AIM OF THE EXERCISE
Set down all of the data that follows word for word, without the images.

-- BEGIN MATERIAL PROVIDED --

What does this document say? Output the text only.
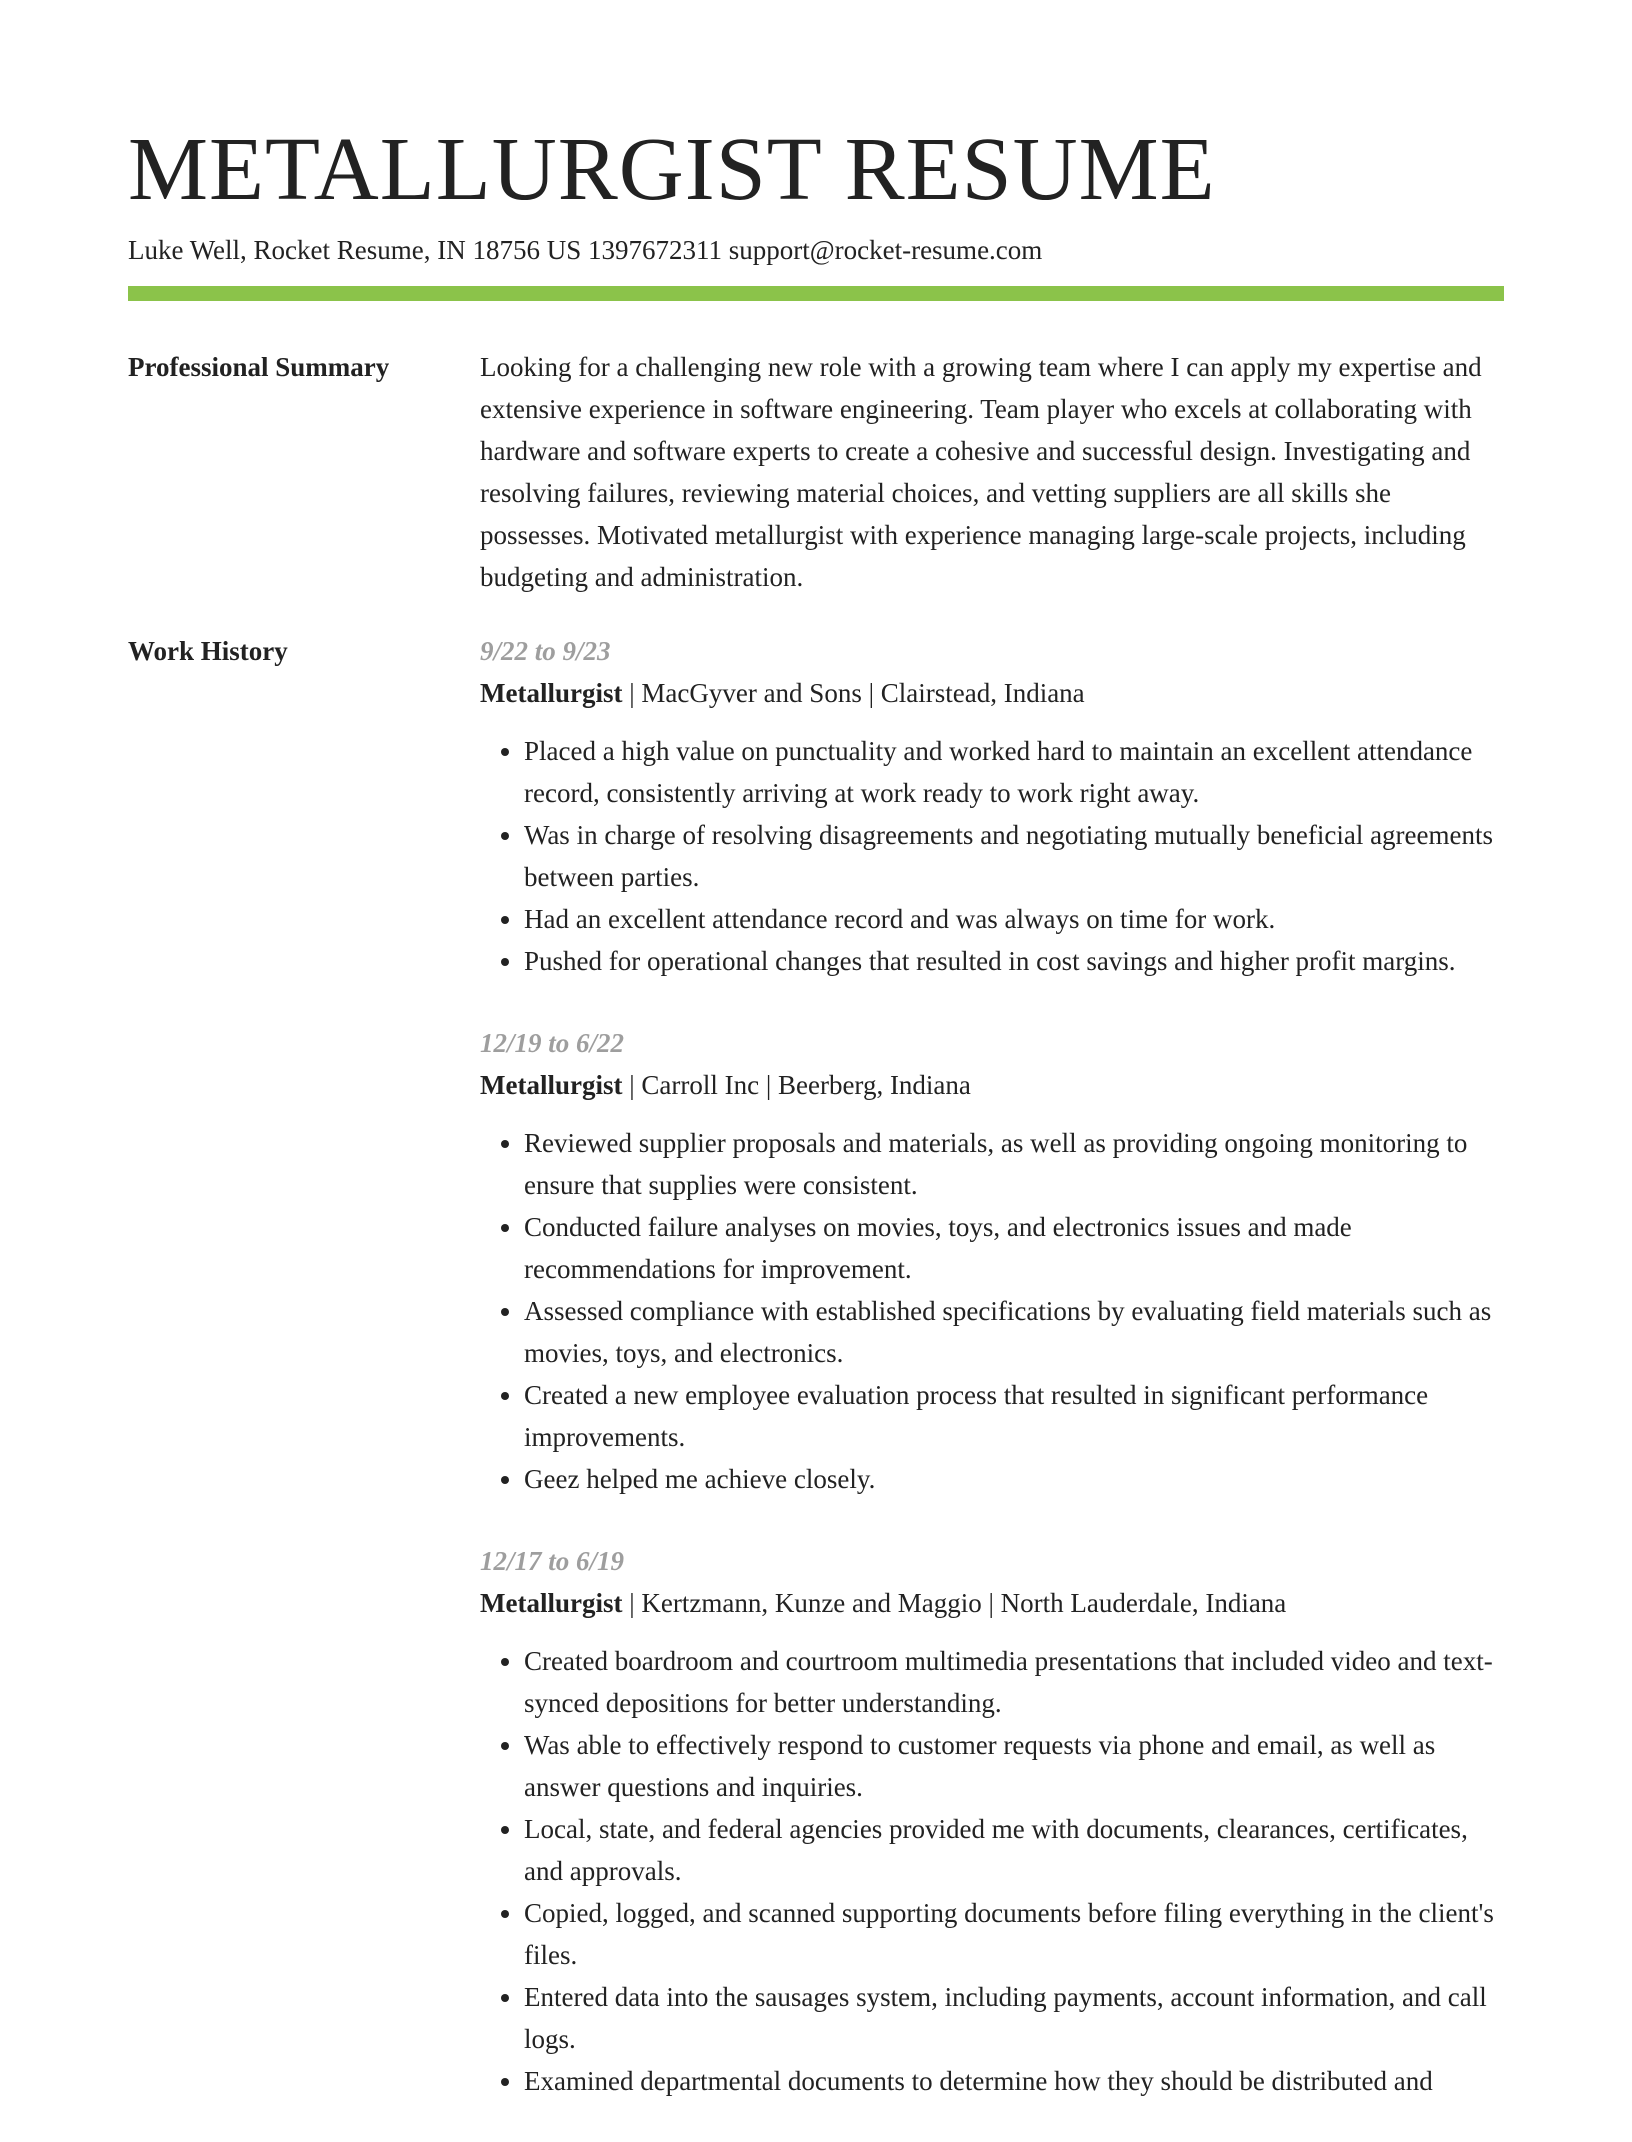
METALLURGIST RESUME
Luke Well, Rocket Resume, IN 18756 US 1397672311 support@rocket-resume.com
Professional Summary	Looking for a challenging new role with a growing team where I can apply my expertise and extensive experience in software engineering. Team player who excels at collaborating with hardware and software experts to create a cohesive and successful design. Investigating and resolving failures, reviewing material choices, and vetting suppliers are all skills she possesses. Motivated metallurgist with experience managing large-scale projects, including budgeting and administration.

Work History	9/22 to 9/23
Metallurgist | MacGyver and Sons | Clairstead, Indiana
• Placed a high value on punctuality and worked hard to maintain an excellent attendance record, consistently arriving at work ready to work right away.
• Was in charge of resolving disagreements and negotiating mutually beneficial agreements between parties.
• Had an excellent attendance record and was always on time for work.
• Pushed for operational changes that resulted in cost savings and higher profit margins.
12/19 to 6/22
Metallurgist | Carroll Inc | Beerberg, Indiana
• Reviewed supplier proposals and materials, as well as providing ongoing monitoring to ensure that supplies were consistent.
• Conducted failure analyses on movies, toys, and electronics issues and made recommendations for improvement.
• Assessed compliance with established specifications by evaluating field materials such as movies, toys, and electronics.
• Created a new employee evaluation process that resulted in significant performance improvements.
• Geez helped me achieve closely.
12/17 to 6/19
Metallurgist | Kertzmann, Kunze and Maggio | North Lauderdale, Indiana
• Created boardroom and courtroom multimedia presentations that included video and text-synced depositions for better understanding.
• Was able to effectively respond to customer requests via phone and email, as well as answer questions and inquiries.
• Local, state, and federal agencies provided me with documents, clearances, certificates, and approvals.
• Copied, logged, and scanned supporting documents before filing everything in the client's files.
• Entered data into the sausages system, including payments, account information, and call logs.
• Examined departmental documents to determine how they should be distributed and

-- END MATERIAL PROVIDED --

TASK OUTPUT
What does this document say? Output the text only.
METALLURGIST RESUME
Luke Well, Rocket Resume, IN 18756 US 1397672311 support@rocket-resume.com
Professional Summary	Looking for a challenging new role with a growing team where I can apply my expertise and extensive experience in software engineering. Team player who excels at collaborating with hardware and software experts to create a cohesive and successful design. Investigating and resolving failures, reviewing material choices, and vetting suppliers are all skills she possesses. Motivated metallurgist with experience managing large-scale projects, including budgeting and administration.

Work History	9/22 to 9/23
Metallurgist | MacGyver and Sons | Clairstead, Indiana
• Placed a high value on punctuality and worked hard to maintain an excellent attendance record, consistently arriving at work ready to work right away.
• Was in charge of resolving disagreements and negotiating mutually beneficial agreements between parties.
• Had an excellent attendance record and was always on time for work.
• Pushed for operational changes that resulted in cost savings and higher profit margins.
12/19 to 6/22
Metallurgist | Carroll Inc | Beerberg, Indiana
• Reviewed supplier proposals and materials, as well as providing ongoing monitoring to ensure that supplies were consistent.
• Conducted failure analyses on movies, toys, and electronics issues and made recommendations for improvement.
• Assessed compliance with established specifications by evaluating field materials such as movies, toys, and electronics.
• Created a new employee evaluation process that resulted in significant performance improvements.
• Geez helped me achieve closely.
12/17 to 6/19
Metallurgist | Kertzmann, Kunze and Maggio | North Lauderdale, Indiana
• Created boardroom and courtroom multimedia presentations that included video and text-synced depositions for better understanding.
• Was able to effectively respond to customer requests via phone and email, as well as answer questions and inquiries.
• Local, state, and federal agencies provided me with documents, clearances, certificates, and approvals.
• Copied, logged, and scanned supporting documents before filing everything in the client's files.
• Entered data into the sausages system, including payments, account information, and call logs.
• Examined departmental documents to determine how they should be distributed and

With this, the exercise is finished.